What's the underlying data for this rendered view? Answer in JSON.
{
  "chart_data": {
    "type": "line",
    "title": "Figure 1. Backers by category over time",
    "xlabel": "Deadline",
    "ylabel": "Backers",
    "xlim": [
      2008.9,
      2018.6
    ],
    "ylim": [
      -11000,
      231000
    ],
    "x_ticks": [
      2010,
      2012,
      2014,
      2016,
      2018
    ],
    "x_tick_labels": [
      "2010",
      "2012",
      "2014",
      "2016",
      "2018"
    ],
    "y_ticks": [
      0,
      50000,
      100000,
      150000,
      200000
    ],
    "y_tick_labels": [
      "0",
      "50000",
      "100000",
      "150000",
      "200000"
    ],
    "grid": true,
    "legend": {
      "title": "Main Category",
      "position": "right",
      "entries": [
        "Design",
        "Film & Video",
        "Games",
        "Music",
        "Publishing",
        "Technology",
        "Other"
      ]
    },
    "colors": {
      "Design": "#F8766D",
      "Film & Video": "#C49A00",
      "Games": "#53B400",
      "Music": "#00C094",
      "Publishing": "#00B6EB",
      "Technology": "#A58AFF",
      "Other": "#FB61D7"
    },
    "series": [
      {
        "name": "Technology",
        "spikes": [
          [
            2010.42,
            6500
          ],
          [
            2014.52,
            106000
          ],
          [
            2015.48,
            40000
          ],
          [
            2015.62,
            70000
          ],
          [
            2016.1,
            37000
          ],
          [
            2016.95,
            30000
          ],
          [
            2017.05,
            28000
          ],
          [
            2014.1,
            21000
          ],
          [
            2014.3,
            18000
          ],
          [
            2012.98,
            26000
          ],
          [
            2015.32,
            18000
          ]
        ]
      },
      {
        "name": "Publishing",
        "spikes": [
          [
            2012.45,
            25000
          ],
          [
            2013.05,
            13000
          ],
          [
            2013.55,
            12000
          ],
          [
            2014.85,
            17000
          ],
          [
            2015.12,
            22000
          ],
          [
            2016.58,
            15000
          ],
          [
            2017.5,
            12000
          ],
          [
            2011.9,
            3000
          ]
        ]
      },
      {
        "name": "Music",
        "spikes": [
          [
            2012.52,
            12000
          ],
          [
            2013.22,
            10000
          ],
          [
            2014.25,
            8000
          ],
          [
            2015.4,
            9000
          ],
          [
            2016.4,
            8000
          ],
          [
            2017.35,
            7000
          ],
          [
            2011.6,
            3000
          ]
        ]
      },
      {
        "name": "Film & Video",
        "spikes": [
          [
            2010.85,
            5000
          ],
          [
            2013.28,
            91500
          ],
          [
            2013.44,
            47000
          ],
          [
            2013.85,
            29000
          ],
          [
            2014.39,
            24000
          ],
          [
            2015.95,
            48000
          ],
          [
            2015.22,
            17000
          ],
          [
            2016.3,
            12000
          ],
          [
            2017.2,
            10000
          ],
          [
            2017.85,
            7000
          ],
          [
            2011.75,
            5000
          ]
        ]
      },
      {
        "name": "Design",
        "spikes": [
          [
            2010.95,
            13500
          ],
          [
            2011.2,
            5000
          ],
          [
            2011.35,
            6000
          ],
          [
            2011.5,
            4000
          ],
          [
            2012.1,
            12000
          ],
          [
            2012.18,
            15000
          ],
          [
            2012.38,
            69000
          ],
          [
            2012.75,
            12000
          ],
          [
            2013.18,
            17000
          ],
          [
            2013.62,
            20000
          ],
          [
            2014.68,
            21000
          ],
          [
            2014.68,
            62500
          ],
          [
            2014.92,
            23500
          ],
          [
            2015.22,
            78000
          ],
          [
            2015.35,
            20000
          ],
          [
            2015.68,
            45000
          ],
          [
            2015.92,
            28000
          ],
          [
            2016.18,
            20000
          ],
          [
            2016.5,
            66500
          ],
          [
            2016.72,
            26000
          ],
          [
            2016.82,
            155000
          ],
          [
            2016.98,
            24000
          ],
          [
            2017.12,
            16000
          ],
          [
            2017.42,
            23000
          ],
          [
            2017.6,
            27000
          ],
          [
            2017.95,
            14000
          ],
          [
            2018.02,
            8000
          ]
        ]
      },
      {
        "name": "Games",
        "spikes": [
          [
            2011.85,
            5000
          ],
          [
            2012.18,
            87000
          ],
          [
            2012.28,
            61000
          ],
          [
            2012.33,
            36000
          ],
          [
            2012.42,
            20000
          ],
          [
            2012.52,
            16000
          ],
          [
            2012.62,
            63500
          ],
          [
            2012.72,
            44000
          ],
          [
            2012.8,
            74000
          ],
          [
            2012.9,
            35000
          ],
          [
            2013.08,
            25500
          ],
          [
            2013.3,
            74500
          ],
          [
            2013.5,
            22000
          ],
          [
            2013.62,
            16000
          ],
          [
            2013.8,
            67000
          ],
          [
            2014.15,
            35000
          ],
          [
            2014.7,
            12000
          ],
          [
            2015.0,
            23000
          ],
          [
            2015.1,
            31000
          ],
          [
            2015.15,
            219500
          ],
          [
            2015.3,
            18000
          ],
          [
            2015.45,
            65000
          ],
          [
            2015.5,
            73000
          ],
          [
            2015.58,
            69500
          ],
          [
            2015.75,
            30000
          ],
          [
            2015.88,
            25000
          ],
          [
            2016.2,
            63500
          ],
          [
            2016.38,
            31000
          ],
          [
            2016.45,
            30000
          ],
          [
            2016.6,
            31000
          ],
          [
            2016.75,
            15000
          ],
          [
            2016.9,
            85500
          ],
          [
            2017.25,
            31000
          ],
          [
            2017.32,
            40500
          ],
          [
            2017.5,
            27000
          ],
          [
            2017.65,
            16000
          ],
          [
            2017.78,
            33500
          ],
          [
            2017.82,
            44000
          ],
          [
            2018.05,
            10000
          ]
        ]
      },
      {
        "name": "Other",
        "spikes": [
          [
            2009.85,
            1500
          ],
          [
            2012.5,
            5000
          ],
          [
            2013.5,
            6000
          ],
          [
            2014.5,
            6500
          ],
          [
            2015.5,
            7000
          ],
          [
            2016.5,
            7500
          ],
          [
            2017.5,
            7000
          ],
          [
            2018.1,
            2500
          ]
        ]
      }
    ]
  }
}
⁂
Set down all of the records shown above once more, exactly.

What's the underlying data for this rendered view? Answer in JSON.
{
  "chart_data": {
    "type": "line",
    "title": "Figure 1. Backers by category over time",
    "xlabel": "Deadline",
    "ylabel": "Backers",
    "xlim": [
      2008.9,
      2018.6
    ],
    "ylim": [
      -11000,
      231000
    ],
    "x_ticks": [
      2010,
      2012,
      2014,
      2016,
      2018
    ],
    "x_tick_labels": [
      "2010",
      "2012",
      "2014",
      "2016",
      "2018"
    ],
    "y_ticks": [
      0,
      50000,
      100000,
      150000,
      200000
    ],
    "y_tick_labels": [
      "0",
      "50000",
      "100000",
      "150000",
      "200000"
    ],
    "grid": true,
    "legend": {
      "title": "Main Category",
      "position": "right",
      "entries": [
        "Design",
        "Film & Video",
        "Games",
        "Music",
        "Publishing",
        "Technology",
        "Other"
      ]
    },
    "colors": {
      "Design": "#F8766D",
      "Film & Video": "#C49A00",
      "Games": "#53B400",
      "Music": "#00C094",
      "Publishing": "#00B6EB",
      "Technology": "#A58AFF",
      "Other": "#FB61D7"
    },
    "series": [
      {
        "name": "Technology",
        "spikes": [
          [
            2010.42,
            6500
          ],
          [
            2014.52,
            106000
          ],
          [
            2015.48,
            40000
          ],
          [
            2015.62,
            70000
          ],
          [
            2016.1,
            37000
          ],
          [
            2016.95,
            30000
          ],
          [
            2017.05,
            28000
          ],
          [
            2014.1,
            21000
          ],
          [
            2014.3,
            18000
          ],
          [
            2012.98,
            26000
          ],
          [
            2015.32,
            18000
          ]
        ]
      },
      {
        "name": "Publishing",
        "spikes": [
          [
            2012.45,
            25000
          ],
          [
            2013.05,
            13000
          ],
          [
            2013.55,
            12000
          ],
          [
            2014.85,
            17000
          ],
          [
            2015.12,
            22000
          ],
          [
            2016.58,
            15000
          ],
          [
            2017.5,
            12000
          ],
          [
            2011.9,
            3000
          ]
        ]
      },
      {
        "name": "Music",
        "spikes": [
          [
            2012.52,
            12000
          ],
          [
            2013.22,
            10000
          ],
          [
            2014.25,
            8000
          ],
          [
            2015.4,
            9000
          ],
          [
            2016.4,
            8000
          ],
          [
            2017.35,
            7000
          ],
          [
            2011.6,
            3000
          ]
        ]
      },
      {
        "name": "Film & Video",
        "spikes": [
          [
            2010.85,
            5000
          ],
          [
            2013.28,
            91500
          ],
          [
            2013.44,
            47000
          ],
          [
            2013.85,
            29000
          ],
          [
            2014.39,
            24000
          ],
          [
            2015.95,
            48000
          ],
          [
            2015.22,
            17000
          ],
          [
            2016.3,
            12000
          ],
          [
            2017.2,
            10000
          ],
          [
            2017.85,
            7000
          ],
          [
            2011.75,
            5000
          ]
        ]
      },
      {
        "name": "Design",
        "spikes": [
          [
            2010.95,
            13500
          ],
          [
            2011.2,
            5000
          ],
          [
            2011.35,
            6000
          ],
          [
            2011.5,
            4000
          ],
          [
            2012.1,
            12000
          ],
          [
            2012.18,
            15000
          ],
          [
            2012.38,
            69000
          ],
          [
            2012.75,
            12000
          ],
          [
            2013.18,
            17000
          ],
          [
            2013.62,
            20000
          ],
          [
            2014.68,
            21000
          ],
          [
            2014.68,
            62500
          ],
          [
            2014.92,
            23500
          ],
          [
            2015.22,
            78000
          ],
          [
            2015.35,
            20000
          ],
          [
            2015.68,
            45000
          ],
          [
            2015.92,
            28000
          ],
          [
            2016.18,
            20000
          ],
          [
            2016.5,
            66500
          ],
          [
            2016.72,
            26000
          ],
          [
            2016.82,
            155000
          ],
          [
            2016.98,
            24000
          ],
          [
            2017.12,
            16000
          ],
          [
            2017.42,
            23000
          ],
          [
            2017.6,
            27000
          ],
          [
            2017.95,
            14000
          ],
          [
            2018.02,
            8000
          ]
        ]
      },
      {
        "name": "Games",
        "spikes": [
          [
            2011.85,
            5000
          ],
          [
            2012.18,
            87000
          ],
          [
            2012.28,
            61000
          ],
          [
            2012.33,
            36000
          ],
          [
            2012.42,
            20000
          ],
          [
            2012.52,
            16000
          ],
          [
            2012.62,
            63500
          ],
          [
            2012.72,
            44000
          ],
          [
            2012.8,
            74000
          ],
          [
            2012.9,
            35000
          ],
          [
            2013.08,
            25500
          ],
          [
            2013.3,
            74500
          ],
          [
            2013.5,
            22000
          ],
          [
            2013.62,
            16000
          ],
          [
            2013.8,
            67000
          ],
          [
            2014.15,
            35000
          ],
          [
            2014.7,
            12000
          ],
          [
            2015.0,
            23000
          ],
          [
            2015.1,
            31000
          ],
          [
            2015.15,
            219500
          ],
          [
            2015.3,
            18000
          ],
          [
            2015.45,
            65000
          ],
          [
            2015.5,
            73000
          ],
          [
            2015.58,
            69500
          ],
          [
            2015.75,
            30000
          ],
          [
            2015.88,
            25000
          ],
          [
            2016.2,
            63500
          ],
          [
            2016.38,
            31000
          ],
          [
            2016.45,
            30000
          ],
          [
            2016.6,
            31000
          ],
          [
            2016.75,
            15000
          ],
          [
            2016.9,
            85500
          ],
          [
            2017.25,
            31000
          ],
          [
            2017.32,
            40500
          ],
          [
            2017.5,
            27000
          ],
          [
            2017.65,
            16000
          ],
          [
            2017.78,
            33500
          ],
          [
            2017.82,
            44000
          ],
          [
            2018.05,
            10000
          ]
        ]
      },
      {
        "name": "Other",
        "spikes": [
          [
            2009.85,
            1500
          ],
          [
            2012.5,
            5000
          ],
          [
            2013.5,
            6000
          ],
          [
            2014.5,
            6500
          ],
          [
            2015.5,
            7000
          ],
          [
            2016.5,
            7500
          ],
          [
            2017.5,
            7000
          ],
          [
            2018.1,
            2500
          ]
        ]
      }
    ]
  }
}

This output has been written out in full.